## PROBLEM
Extract, from the records beneath this instruction, each line that contains the word "representa".

## STORED DATA
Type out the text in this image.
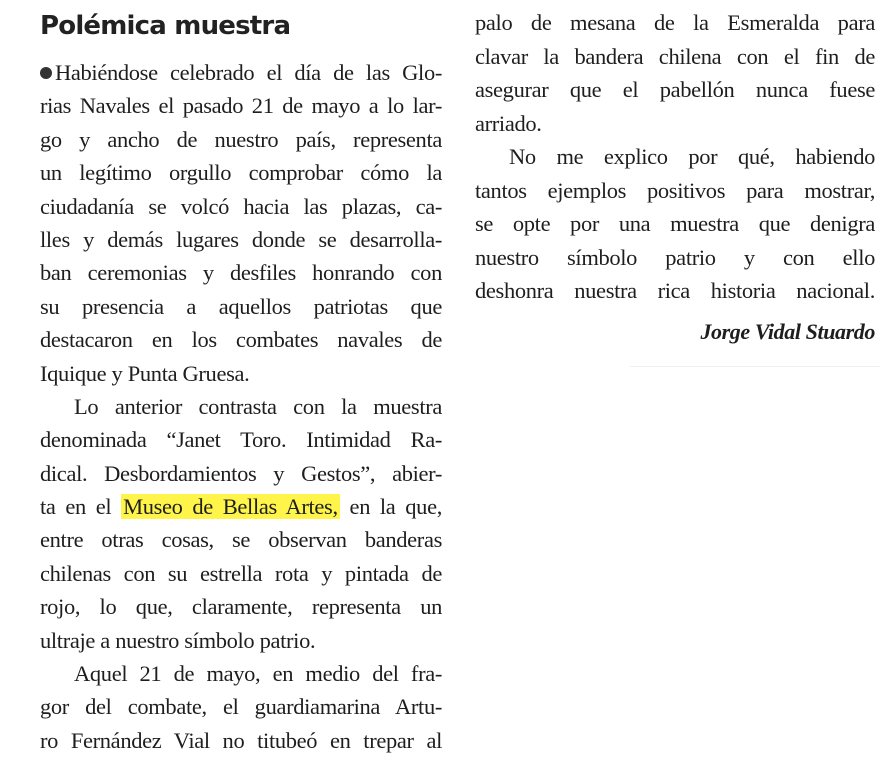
Polémica muestra
Habiéndose celebrado el día de las Glo-
rias Navales el pasado 21 de mayo a lo lar-
go y ancho de nuestro país, representa
un legítimo orgullo comprobar cómo la
ciudadanía se volcó hacia las plazas, ca-
lles y demás lugares donde se desarrolla-
ban ceremonias y desfiles honrando con
su presencia a aquellos patriotas que
destacaron en los combates navales de
Iquique y Punta Gruesa.
Lo anterior contrasta con la muestra
denominada “Janet Toro. Intimidad Ra-
dical. Desbordamientos y Gestos”, abier-
ta en el Museo de Bellas Artes, en la que,
entre otras cosas, se observan banderas
chilenas con su estrella rota y pintada de
rojo, lo que, claramente, representa un
ultraje a nuestro símbolo patrio.
Aquel 21 de mayo, en medio del fra-
gor del combate, el guardiamarina Artu-
ro Fernández Vial no titubeó en trepar al
palo de mesana de la Esmeralda para
clavar la bandera chilena con el fin de
asegurar que el pabellón nunca fuese
arriado.
No me explico por qué, habiendo
tantos ejemplos positivos para mostrar,
se opte por una muestra que denigra
nuestro símbolo patrio y con ello
deshonra nuestra rica historia nacional.
Jorge Vidal Stuardo
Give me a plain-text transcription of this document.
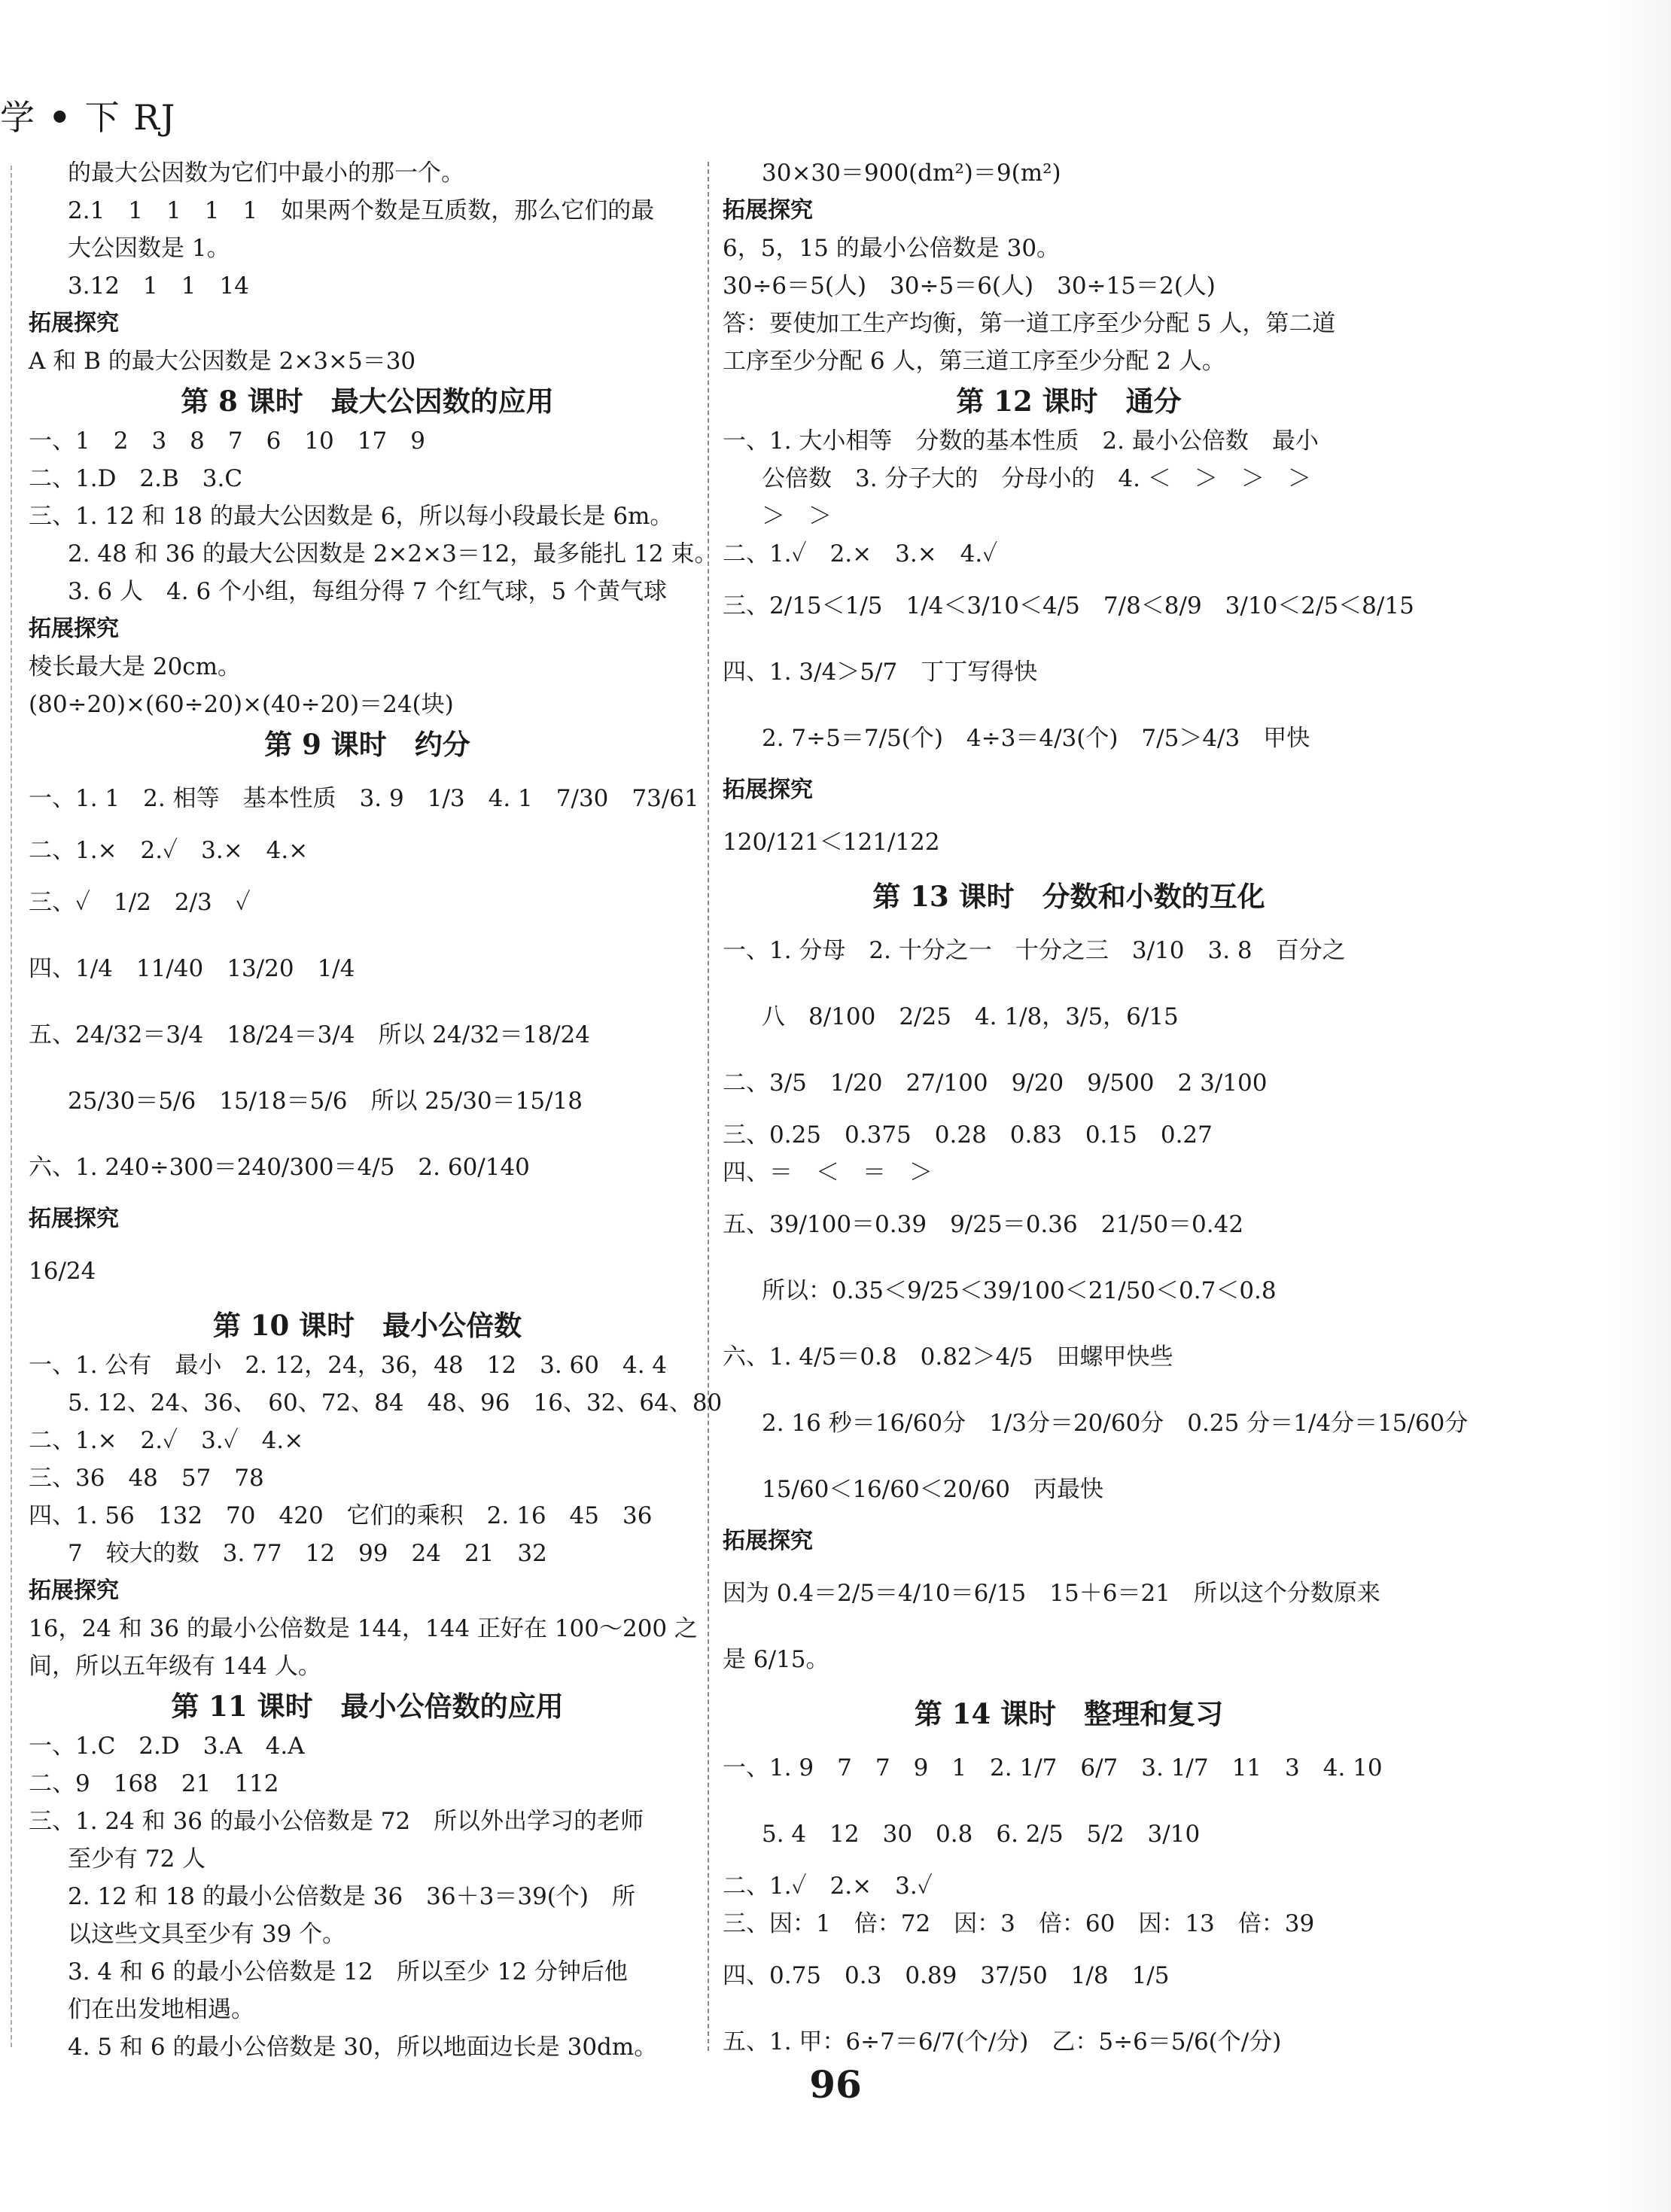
学 • 下 RJ
的最大公因数为它们中最小的那一个。
2.1　1　1　1　1　如果两个数是互质数，那么它们的最
大公因数是 1。
3.12　1　1　14
拓展探究
A 和 B 的最大公因数是 2×3×5＝30
第 8 课时　最大公因数的应用
一、1　2　3　8　7　6　10　17　9
二、1.D　2.B　3.C
三、1. 12 和 18 的最大公因数是 6，所以每小段最长是 6m。
2. 48 和 36 的最大公因数是 2×2×3＝12，最多能扎 12 束。
3. 6 人　4. 6 个小组，每组分得 7 个红气球，5 个黄气球
拓展探究
棱长最大是 20cm。
(80÷20)×(60÷20)×(40÷20)＝24(块)
第 9 课时　约分
一、1. 1　2. 相等　基本性质　3. 9　1/3　4. 1　7/30　73/61
二、1.×　2.✓　3.×　4.×
三、✓　1/2　2/3　✓
四、1/4　11/40　13/20　1/4
五、24/32＝3/4　18/24＝3/4　所以 24/32＝18/24
25/30＝5/6　15/18＝5/6　所以 25/30＝15/18
六、1. 240÷300＝240/300＝4/5　2. 60/140
拓展探究
16/24
第 10 课时　最小公倍数
一、1. 公有　最小　2. 12，24，36，48　12　3. 60　4. 4
5. 12、24、36、　60、72、84　48、96　16、32、64、80
二、1.×　2.✓　3.✓　4.×
三、36　48　57　78
四、1. 56　132　70　420　它们的乘积　2. 16　45　36
7　较大的数　3. 77　12　99　24　21　32
拓展探究
16，24 和 36 的最小公倍数是 144，144 正好在 100～200 之
间，所以五年级有 144 人。
第 11 课时　最小公倍数的应用
一、1.C　2.D　3.A　4.A
二、9　168　21　112
三、1. 24 和 36 的最小公倍数是 72　所以外出学习的老师
至少有 72 人
2. 12 和 18 的最小公倍数是 36　36＋3＝39(个)　所
以这些文具至少有 39 个。
3. 4 和 6 的最小公倍数是 12　所以至少 12 分钟后他
们在出发地相遇。
4. 5 和 6 的最小公倍数是 30，所以地面边长是 30dm。
30×30＝900(dm²)＝9(m²)
拓展探究
6，5，15 的最小公倍数是 30。
30÷6＝5(人)　30÷5＝6(人)　30÷15＝2(人)
答：要使加工生产均衡，第一道工序至少分配 5 人，第二道
工序至少分配 6 人，第三道工序至少分配 2 人。
第 12 课时　通分
一、1. 大小相等　分数的基本性质　2. 最小公倍数　最小
公倍数　3. 分子大的　分母小的　4. ＜　＞　＞　＞
＞　＞
二、1.✓　2.×　3.×　4.✓
三、2/15＜1/5　1/4＜3/10＜4/5　7/8＜8/9　3/10＜2/5＜8/15
四、1. 3/4＞5/7　丁丁写得快
2. 7÷5＝7/5(个)　4÷3＝4/3(个)　7/5＞4/3　甲快
拓展探究
120/121＜121/122
第 13 课时　分数和小数的互化
一、1. 分母　2. 十分之一　十分之三　3/10　3. 8　百分之
八　8/100　2/25　4. 1/8，3/5，6/15
二、3/5　1/20　27/100　9/20　9/500　2 3/100
三、0.25　0.375　0.28　0.83　0.15　0.27
四、＝　＜　＝　＞
五、39/100＝0.39　9/25＝0.36　21/50＝0.42
所以：0.35＜9/25＜39/100＜21/50＜0.7＜0.8
六、1. 4/5＝0.8　0.82＞4/5　田螺甲快些
2. 16 秒＝16/60分　1/3分＝20/60分　0.25 分＝1/4分＝15/60分
15/60＜16/60＜20/60　丙最快
拓展探究
因为 0.4＝2/5＝4/10＝6/15　15＋6＝21　所以这个分数原来
是 6/15。
第 14 课时　整理和复习
一、1. 9　7　7　9　1　2. 1/7　6/7　3. 1/7　11　3　4. 10
5. 4　12　30　0.8　6. 2/5　5/2　3/10
二、1.✓　2.×　3.✓
三、因：1　倍：72　因：3　倍：60　因：13　倍：39
四、0.75　0.3　0.89　37/50　1/8　1/5
五、1. 甲：6÷7＝6/7(个/分)　乙：5÷6＝5/6(个/分)
96
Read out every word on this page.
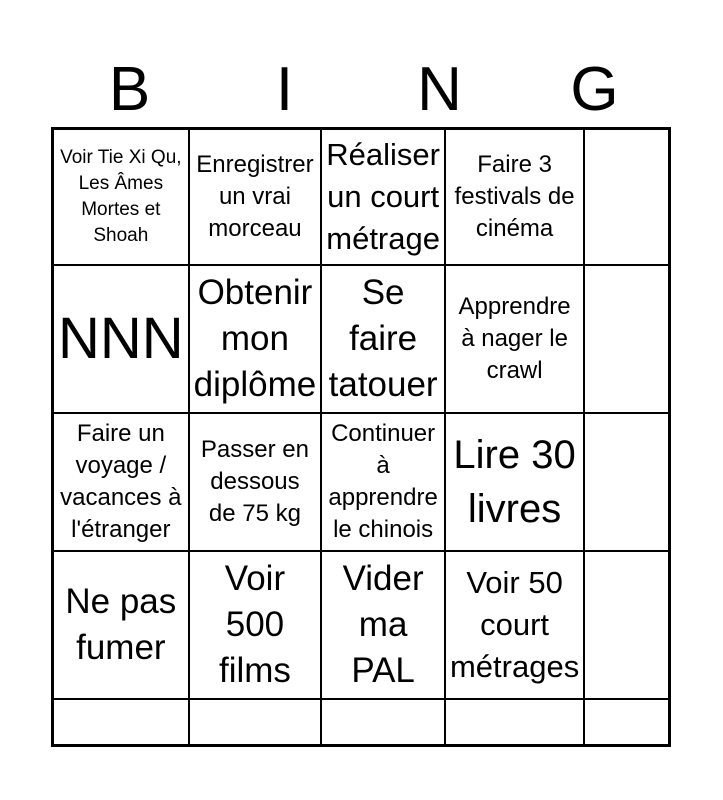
B	I	N	G
Voir Tie Xi Qu, Les Âmes Mortes et Shoah
Enregistrer un vrai morceau
Réaliser un court métrage
Faire 3 festivals de cinéma
NNN
Obtenir mon diplôme
Se faire tatouer
Apprendre à nager le crawl
Faire un voyage / vacances à l'étranger
Passer en dessous de 75 kg
Continuer à apprendre le chinois
Lire 30 livres
Ne pas fumer
Voir 500 films
Vider ma PAL
Voir 50 court métrages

## TASK RESULT
go y ancho de nuestro país, representa
rojo, lo que, claramente, representa un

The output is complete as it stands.